_Figure record extracts_
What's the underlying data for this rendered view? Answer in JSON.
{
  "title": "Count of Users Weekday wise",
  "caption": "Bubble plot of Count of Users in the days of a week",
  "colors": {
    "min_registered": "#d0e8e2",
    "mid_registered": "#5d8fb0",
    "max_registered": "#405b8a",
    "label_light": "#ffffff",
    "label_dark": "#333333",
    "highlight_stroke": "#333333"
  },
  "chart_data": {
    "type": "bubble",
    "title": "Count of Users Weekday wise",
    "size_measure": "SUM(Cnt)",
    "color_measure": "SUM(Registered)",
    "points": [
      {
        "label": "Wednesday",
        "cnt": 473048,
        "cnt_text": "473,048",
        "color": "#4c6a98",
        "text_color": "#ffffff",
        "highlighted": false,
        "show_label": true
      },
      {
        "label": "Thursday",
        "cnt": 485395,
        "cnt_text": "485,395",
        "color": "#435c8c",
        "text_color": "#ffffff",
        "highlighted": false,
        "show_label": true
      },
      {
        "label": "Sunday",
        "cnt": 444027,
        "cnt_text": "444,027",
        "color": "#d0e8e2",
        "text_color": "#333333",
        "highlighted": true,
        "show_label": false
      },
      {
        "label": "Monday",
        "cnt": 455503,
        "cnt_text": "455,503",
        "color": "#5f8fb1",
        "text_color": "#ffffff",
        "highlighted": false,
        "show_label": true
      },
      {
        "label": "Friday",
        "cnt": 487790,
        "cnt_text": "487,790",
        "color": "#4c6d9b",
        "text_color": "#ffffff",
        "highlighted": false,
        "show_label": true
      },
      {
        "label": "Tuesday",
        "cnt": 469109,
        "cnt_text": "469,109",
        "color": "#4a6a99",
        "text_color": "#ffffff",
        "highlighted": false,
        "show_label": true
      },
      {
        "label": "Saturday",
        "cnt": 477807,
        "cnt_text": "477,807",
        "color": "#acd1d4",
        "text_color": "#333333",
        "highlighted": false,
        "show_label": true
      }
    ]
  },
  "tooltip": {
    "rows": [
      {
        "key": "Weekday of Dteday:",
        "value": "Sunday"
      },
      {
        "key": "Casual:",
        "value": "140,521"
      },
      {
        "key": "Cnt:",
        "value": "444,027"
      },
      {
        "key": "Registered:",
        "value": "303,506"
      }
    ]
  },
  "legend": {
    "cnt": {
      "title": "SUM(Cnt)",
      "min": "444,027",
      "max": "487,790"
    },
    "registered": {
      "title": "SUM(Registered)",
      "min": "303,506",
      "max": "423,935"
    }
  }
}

_Instructions for the task_
Extract each line holding the word "value" from the records.

_Result of the exercise_
        "value": "Sunday"
        "value": "140,521"
        "value": "444,027"
        "value": "303,506"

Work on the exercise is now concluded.